AIM OF THE TASK:
Filter these entries, keeping only lines that hold the word "vehicle".

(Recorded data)
<<<<
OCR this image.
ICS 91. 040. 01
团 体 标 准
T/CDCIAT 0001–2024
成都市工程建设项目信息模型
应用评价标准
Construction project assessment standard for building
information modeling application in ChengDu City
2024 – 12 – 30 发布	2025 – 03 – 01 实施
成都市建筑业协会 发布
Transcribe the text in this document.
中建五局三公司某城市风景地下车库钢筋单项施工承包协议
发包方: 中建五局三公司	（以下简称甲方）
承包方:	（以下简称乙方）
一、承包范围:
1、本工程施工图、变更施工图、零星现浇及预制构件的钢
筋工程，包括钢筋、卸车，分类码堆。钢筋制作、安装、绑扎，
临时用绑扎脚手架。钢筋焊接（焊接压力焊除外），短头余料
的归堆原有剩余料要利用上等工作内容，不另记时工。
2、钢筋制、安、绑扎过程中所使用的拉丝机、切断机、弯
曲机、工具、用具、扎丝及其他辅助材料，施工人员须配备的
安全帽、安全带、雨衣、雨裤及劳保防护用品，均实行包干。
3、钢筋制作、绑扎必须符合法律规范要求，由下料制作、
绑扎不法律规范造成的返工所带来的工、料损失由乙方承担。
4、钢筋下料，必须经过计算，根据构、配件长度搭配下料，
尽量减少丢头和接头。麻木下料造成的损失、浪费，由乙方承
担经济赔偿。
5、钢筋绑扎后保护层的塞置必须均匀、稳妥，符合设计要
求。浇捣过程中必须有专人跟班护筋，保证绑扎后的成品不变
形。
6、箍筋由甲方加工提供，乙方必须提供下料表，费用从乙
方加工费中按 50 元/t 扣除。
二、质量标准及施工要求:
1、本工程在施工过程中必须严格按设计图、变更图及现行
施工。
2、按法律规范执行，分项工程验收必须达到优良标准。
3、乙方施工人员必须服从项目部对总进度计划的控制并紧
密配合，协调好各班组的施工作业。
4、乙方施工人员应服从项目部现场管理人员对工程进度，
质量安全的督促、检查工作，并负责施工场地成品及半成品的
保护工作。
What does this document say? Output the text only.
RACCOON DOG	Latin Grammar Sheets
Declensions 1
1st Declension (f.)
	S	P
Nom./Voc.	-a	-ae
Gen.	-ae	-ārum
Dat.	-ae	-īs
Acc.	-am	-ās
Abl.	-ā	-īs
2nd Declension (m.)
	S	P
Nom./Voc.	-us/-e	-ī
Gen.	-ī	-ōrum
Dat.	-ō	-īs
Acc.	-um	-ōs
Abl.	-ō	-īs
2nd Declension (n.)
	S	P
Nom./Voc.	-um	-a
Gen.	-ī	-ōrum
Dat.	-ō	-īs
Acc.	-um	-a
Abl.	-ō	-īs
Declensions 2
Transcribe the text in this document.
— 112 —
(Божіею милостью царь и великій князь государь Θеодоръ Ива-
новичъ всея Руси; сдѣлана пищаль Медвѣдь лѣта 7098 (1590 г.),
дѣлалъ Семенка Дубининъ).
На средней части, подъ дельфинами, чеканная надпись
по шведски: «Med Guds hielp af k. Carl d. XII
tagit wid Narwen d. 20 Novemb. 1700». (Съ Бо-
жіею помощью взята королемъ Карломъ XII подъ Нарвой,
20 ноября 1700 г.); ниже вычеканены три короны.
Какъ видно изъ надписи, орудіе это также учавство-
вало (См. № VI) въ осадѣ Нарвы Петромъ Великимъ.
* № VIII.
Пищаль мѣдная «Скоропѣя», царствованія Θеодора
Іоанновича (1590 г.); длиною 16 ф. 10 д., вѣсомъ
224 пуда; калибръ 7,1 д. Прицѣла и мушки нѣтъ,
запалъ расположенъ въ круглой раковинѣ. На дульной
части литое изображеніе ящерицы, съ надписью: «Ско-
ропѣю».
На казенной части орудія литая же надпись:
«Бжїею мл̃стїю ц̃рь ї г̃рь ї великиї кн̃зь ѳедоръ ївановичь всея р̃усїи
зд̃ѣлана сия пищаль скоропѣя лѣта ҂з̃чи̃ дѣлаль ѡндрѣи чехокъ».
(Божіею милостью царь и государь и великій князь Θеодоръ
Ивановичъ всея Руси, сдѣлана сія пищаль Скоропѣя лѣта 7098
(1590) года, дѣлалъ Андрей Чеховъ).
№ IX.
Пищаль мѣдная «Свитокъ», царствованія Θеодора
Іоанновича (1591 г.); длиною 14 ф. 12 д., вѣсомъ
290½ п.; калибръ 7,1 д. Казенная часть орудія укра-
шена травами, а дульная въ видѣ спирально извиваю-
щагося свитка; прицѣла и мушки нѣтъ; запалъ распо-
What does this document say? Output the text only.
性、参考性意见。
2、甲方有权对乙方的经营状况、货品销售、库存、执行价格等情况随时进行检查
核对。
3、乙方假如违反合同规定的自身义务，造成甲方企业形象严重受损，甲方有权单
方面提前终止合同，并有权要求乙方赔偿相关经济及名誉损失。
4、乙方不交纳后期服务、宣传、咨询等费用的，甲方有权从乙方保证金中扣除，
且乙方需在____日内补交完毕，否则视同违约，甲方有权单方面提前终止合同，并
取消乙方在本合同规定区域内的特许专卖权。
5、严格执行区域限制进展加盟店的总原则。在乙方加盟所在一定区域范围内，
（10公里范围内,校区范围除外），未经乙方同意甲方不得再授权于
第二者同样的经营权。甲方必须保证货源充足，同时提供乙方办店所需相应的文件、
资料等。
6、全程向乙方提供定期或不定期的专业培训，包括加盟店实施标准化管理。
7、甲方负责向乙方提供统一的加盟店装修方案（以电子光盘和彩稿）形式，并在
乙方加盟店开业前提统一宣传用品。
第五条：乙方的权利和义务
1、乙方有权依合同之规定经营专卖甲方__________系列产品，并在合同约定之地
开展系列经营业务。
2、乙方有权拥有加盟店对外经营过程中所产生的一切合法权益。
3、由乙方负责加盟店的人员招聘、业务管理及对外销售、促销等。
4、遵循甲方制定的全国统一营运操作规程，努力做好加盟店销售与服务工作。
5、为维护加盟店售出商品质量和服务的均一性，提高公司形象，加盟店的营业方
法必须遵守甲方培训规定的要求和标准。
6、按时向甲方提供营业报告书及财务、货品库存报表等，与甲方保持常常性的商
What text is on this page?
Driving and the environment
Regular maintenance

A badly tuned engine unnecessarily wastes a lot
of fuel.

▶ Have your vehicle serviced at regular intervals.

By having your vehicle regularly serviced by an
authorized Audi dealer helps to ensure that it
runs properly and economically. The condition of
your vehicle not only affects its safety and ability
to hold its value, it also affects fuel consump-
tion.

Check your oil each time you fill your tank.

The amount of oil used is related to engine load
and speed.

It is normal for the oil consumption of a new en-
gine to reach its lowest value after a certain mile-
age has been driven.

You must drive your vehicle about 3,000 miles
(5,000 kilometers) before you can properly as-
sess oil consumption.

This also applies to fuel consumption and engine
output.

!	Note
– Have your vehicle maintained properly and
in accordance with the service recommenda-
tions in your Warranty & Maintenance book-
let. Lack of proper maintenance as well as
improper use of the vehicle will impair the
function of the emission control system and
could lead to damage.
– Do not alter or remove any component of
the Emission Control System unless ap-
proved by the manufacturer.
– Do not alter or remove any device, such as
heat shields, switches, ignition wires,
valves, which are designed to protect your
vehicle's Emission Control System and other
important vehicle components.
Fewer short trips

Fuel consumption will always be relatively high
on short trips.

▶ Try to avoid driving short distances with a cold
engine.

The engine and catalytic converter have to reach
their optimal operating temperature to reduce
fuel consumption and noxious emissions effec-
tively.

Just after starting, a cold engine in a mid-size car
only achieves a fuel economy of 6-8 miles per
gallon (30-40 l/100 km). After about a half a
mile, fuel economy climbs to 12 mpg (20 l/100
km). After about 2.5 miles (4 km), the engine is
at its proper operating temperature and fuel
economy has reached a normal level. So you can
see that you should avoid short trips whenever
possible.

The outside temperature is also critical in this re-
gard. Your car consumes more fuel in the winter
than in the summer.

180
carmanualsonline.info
>>>>
SOLUTION TO THE EXERCISE:
▶ Have your vehicle serviced at regular intervals.
By having your vehicle regularly serviced by an
your vehicle not only affects its safety and ability
You must drive your vehicle about 3,000 miles
– Have your vehicle maintained properly and
improper use of the vehicle will impair the
vehicle's Emission Control System and other
important vehicle components.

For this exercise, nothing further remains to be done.